- Exercise set -
a - In the text on wireless network security below, rewrite the paragraph beginning "The most common mistake administrators" as a short bulleted list that keeps its main facts.
b - Translate this sentence from the text on wireless network security below into Spanish: "This simple precaution would make you less vulnerable to a hacker using an automated “dictionary” attack, where every word from the dictionary is sent to your login prompt in order to gain access."

- Exercise text -
──────

Conclusion: Best Defense Is a Good Offense!

There are a number of steps you can take to administer your security in
the most effective manner possible. You can use the steps outlined here
as a reference guide to implement the necessary safeguards to ensure
that your wireless network is secure at all times.

As we have discussed in this chapter, there are multiple “layers” to
your security solution. These layers often include physical security,
access levels, and most important, the administrative types of security.
The administrator is the “key” or cornerstone of your entire wireless
network. If anyone is going to try to breach your network, the administrator
will be the first line of defense in preventing your information and
network infrastructure from being corrupted.

Protecting your network involves the adoption of good physical security.
This entails preventing unauthorized users from any access. Adopting
a personal identification system for every employee and contractor
within your organization is important to achieving the control you need.
That control also extends to the Web-based configuration for your
access points. These devices are designed to be very easy to configure.
Unfortunately, that ease of use can very easily translate into a security
breach when someone comes into contact with the access point. A hacker
can easily access a password-unprotected resource and alter the settings
to allow unrestricted access into your intranet.

Sometimes the smallest and least thought of access control barrier is
enough to buy you time to protect your company. For example, how good
are your password rules? Do you have an alphanumeric password
assigned to every member of your team before they acquire network
access? Did you make certain there are no words from the dictionary in
the password? This simple precaution would make you less vulnerable
to a hacker using an automated “dictionary” attack, where every word
from the dictionary is sent to your login prompt in order to gain access.
Are your employees forced to change their password every few months
to make certain that the information never becomes “stale” and therefore
susceptible to discovery by a hacker? Do you have a rule that states that nobody is permitted to share a password with any other user, no
matter what the reason?

The most common mistake administrators unfamiliar with wireless
networks make is not turning on the inherent WEP encryption capabilities.
Often, you will need more security than simple encryption, but I
can’t stress enough how highly I recommend using the highest-available
encryption, presently 128 bit. The NIC cards that support 128-bit
encryption (on average) only cost about $10 more than the regular wireless
NIC cards. This expense more than justifies itself by making it that
much harder for a hacker to breach the security of your network.

One of the biggest security vulnerabilities is that most administrators
fail to realize that access points enable an “open system” right out of the
box! Most hackers just wait for people to enable an open system so that
they can come along and directly connect the network using DHCP, and
no one is the wiser. Access point devices support ACLs that are configured
to screen out any wireless NIC card whose unique MAC address
has not been previous entered into its configuration access settings by
the administrator. This very simple step does a world of good in preventing
a hacker from roaming onto your network without your knowledge.
This essential protection scheme must be employed as the most basic
level of protection to ensure hackers don’t gain access to your missioncritical
internal network resources.

Another step you can take is to change the default SSID for your
wireless network and make certain you don’t allow just anyone to roam
on your network or pick up your SSID just by eavesdropping when the
network broadcasts this piece of information. Many network administrations
feel they are secure as long as nobody knows their network SSID.
Nothing could be further from the truth; this is the easiest way to hack
into the network, because the SSID can be determined by a little social
engineering or just by finding the field blank as it is in most wireless
network cards.

──────

- The data -
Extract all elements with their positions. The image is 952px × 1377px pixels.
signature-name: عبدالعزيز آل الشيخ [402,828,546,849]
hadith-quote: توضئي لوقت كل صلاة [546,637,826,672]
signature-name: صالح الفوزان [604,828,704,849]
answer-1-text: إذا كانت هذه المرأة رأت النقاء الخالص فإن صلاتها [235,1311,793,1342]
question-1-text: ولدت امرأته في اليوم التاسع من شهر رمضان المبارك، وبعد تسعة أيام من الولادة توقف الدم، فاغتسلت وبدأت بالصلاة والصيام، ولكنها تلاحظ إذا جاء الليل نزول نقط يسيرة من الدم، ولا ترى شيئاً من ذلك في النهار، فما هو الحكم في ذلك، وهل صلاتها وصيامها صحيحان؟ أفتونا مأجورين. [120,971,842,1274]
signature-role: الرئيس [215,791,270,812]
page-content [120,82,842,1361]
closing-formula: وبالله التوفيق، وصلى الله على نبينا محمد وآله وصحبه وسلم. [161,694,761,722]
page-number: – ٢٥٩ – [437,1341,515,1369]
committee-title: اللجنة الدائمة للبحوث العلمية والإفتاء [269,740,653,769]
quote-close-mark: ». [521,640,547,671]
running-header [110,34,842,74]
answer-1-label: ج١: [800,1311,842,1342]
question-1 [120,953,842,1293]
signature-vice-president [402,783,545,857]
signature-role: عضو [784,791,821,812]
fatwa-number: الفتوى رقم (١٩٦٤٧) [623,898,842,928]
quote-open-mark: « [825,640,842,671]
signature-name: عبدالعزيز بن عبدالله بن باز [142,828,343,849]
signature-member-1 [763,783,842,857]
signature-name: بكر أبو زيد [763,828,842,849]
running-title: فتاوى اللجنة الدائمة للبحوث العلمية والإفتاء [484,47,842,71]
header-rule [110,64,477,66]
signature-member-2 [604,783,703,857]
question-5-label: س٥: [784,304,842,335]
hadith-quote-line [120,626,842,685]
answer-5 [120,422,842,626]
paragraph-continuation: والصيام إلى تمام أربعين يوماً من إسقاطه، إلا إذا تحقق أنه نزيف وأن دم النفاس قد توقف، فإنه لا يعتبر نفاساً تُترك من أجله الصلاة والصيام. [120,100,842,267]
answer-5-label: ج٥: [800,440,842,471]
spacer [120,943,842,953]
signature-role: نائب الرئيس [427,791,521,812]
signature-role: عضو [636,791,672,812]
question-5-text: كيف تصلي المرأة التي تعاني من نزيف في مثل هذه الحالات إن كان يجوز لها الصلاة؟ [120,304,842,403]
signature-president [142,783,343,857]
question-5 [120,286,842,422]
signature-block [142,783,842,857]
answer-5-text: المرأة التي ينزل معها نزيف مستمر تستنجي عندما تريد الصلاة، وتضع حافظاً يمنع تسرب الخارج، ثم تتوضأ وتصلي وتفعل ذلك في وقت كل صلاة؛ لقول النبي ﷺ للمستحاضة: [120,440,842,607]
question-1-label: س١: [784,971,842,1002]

──────

- Answers to the tasks -
a -
- Administrators unfamiliar with wireless networks most often fail to turn on the built-in WEP encryption.
- More security than simple encryption is often needed, but using the highest available encryption, currently 128-bit, is strongly recommended.
- NIC cards that support 128-bit encryption cost on average only about $10 more than regular wireless NIC cards.
- That expense is more than justified because it makes breaching the network much harder for a hacker.

b - Esta sencilla precaución lo haría menos vulnerable a un hacker que use un ataque automatizado de “diccionario”, en el que cada palabra del diccionario se envía a su solicitud de inicio de sesión para obtener acceso.